Dataset entries:
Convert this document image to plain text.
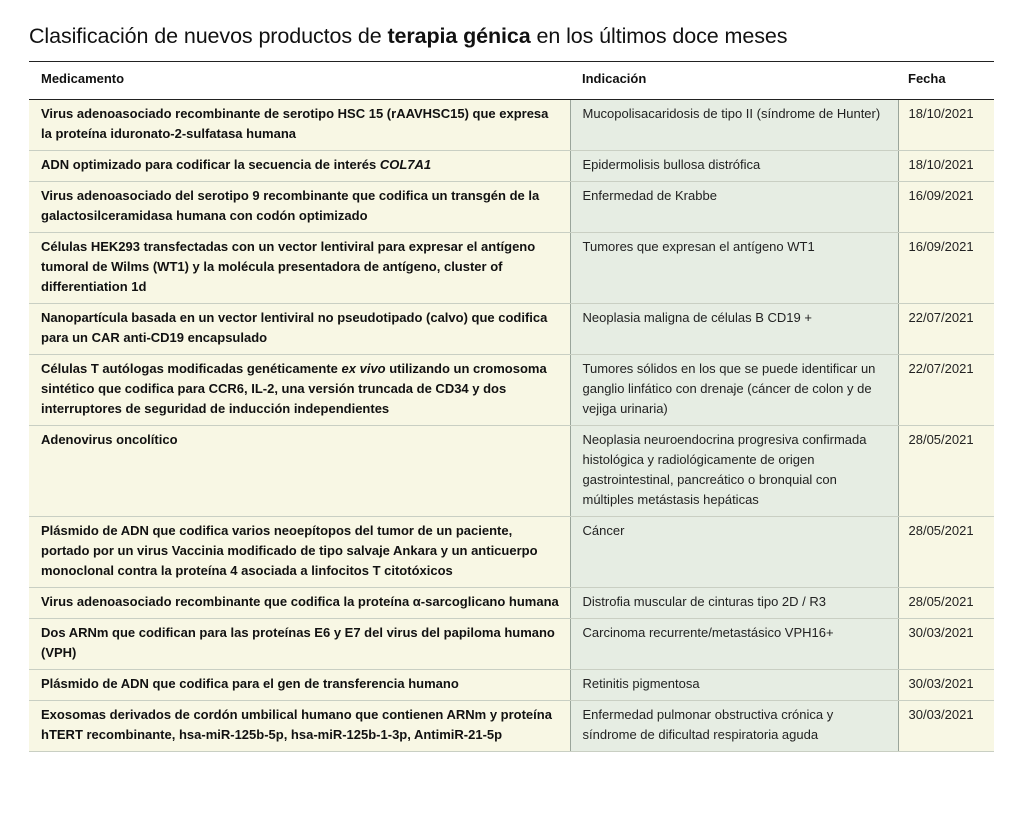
Clasificación de nuevos productos de terapia génica en los últimos doce meses
Medicamento	Indicación	Fecha
Virus adenoasociado recombinante de serotipo HSC 15 (rAAVHSC15) que expresa la proteína iduronato-2-sulfatasa humana	Mucopolisacaridosis de tipo II (síndrome de Hunter)	18/10/2021
ADN optimizado para codificar la secuencia de interés COL7A1	Epidermolisis bullosa distrófica	18/10/2021
Virus adenoasociado del serotipo 9 recombinante que codifica un transgén de la galactosilceramidasa humana con codón optimizado	Enfermedad de Krabbe	16/09/2021
Células HEK293 transfectadas con un vector lentiviral para expresar el antígeno tumoral de Wilms (WT1) y la molécula presentadora de antígeno, cluster of differentiation 1d	Tumores que expresan el antígeno WT1	16/09/2021
Nanopartícula basada en un vector lentiviral no pseudotipado (calvo) que codifica para un CAR anti-CD19 encapsulado	Neoplasia maligna de células B CD19 +	22/07/2021
Células T autólogas modificadas genéticamente ex vivo utilizando un cromosoma sintético que codifica para CCR6, IL-2, una versión truncada de CD34 y dos interruptores de seguridad de inducción independientes	Tumores sólidos en los que se puede identificar un ganglio linfático con drenaje (cáncer de colon y de vejiga urinaria)	22/07/2021
Adenovirus oncolítico	Neoplasia neuroendocrina progresiva confirmada histológica y radiológicamente de origen gastrointestinal, pancreático o bronquial con múltiples metástasis hepáticas	28/05/2021
Plásmido de ADN que codifica varios neoepítopos del tumor de un paciente, portado por un virus Vaccinia modificado de tipo salvaje Ankara y un anticuerpo monoclonal contra la proteína 4 asociada a linfocitos T citotóxicos	Cáncer	28/05/2021
Virus adenoasociado recombinante que codifica la proteína α-sarcoglicano humana	Distrofia muscular de cinturas tipo 2D / R3	28/05/2021
Dos ARNm que codifican para las proteínas E6 y E7 del virus del papiloma humano (VPH)	Carcinoma recurrente/metastásico VPH16+	30/03/2021
Plásmido de ADN que codifica para el gen de transferencia humano	Retinitis pigmentosa	30/03/2021
Exosomas derivados de cordón umbilical humano que contienen ARNm y proteína hTERT recombinante, hsa-miR-125b-5p, hsa-miR-125b-1-3p, AntimiR-21-5p	Enfermedad pulmonar obstructiva crónica y síndrome de dificultad respiratoria aguda	30/03/2021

What you are asked to do:
Set the entries down again exactly. Do not include the images.

Response below:
Convert this document image to plain text.
Clasificación de nuevos productos de terapia génica en los últimos doce meses
Medicamento	Indicación	Fecha
Virus adenoasociado recombinante de serotipo HSC 15 (rAAVHSC15) que expresa la proteína iduronato-2-sulfatasa humana	Mucopolisacaridosis de tipo II (síndrome de Hunter)	18/10/2021
ADN optimizado para codificar la secuencia de interés COL7A1	Epidermolisis bullosa distrófica	18/10/2021
Virus adenoasociado del serotipo 9 recombinante que codifica un transgén de la galactosilceramidasa humana con codón optimizado	Enfermedad de Krabbe	16/09/2021
Células HEK293 transfectadas con un vector lentiviral para expresar el antígeno tumoral de Wilms (WT1) y la molécula presentadora de antígeno, cluster of differentiation 1d	Tumores que expresan el antígeno WT1	16/09/2021
Nanopartícula basada en un vector lentiviral no pseudotipado (calvo) que codifica para un CAR anti-CD19 encapsulado	Neoplasia maligna de células B CD19 +	22/07/2021
Células T autólogas modificadas genéticamente ex vivo utilizando un cromosoma sintético que codifica para CCR6, IL-2, una versión truncada de CD34 y dos interruptores de seguridad de inducción independientes	Tumores sólidos en los que se puede identificar un ganglio linfático con drenaje (cáncer de colon y de vejiga urinaria)	22/07/2021
Adenovirus oncolítico	Neoplasia neuroendocrina progresiva confirmada histológica y radiológicamente de origen gastrointestinal, pancreático o bronquial con múltiples metástasis hepáticas	28/05/2021
Plásmido de ADN que codifica varios neoepítopos del tumor de un paciente, portado por un virus Vaccinia modificado de tipo salvaje Ankara y un anticuerpo monoclonal contra la proteína 4 asociada a linfocitos T citotóxicos	Cáncer	28/05/2021
Virus adenoasociado recombinante que codifica la proteína α-sarcoglicano humana	Distrofia muscular de cinturas tipo 2D / R3	28/05/2021
Dos ARNm que codifican para las proteínas E6 y E7 del virus del papiloma humano (VPH)	Carcinoma recurrente/metastásico VPH16+	30/03/2021
Plásmido de ADN que codifica para el gen de transferencia humano	Retinitis pigmentosa	30/03/2021
Exosomas derivados de cordón umbilical humano que contienen ARNm y proteína hTERT recombinante, hsa-miR-125b-5p, hsa-miR-125b-1-3p, AntimiR-21-5p	Enfermedad pulmonar obstructiva crónica y síndrome de dificultad respiratoria aguda	30/03/2021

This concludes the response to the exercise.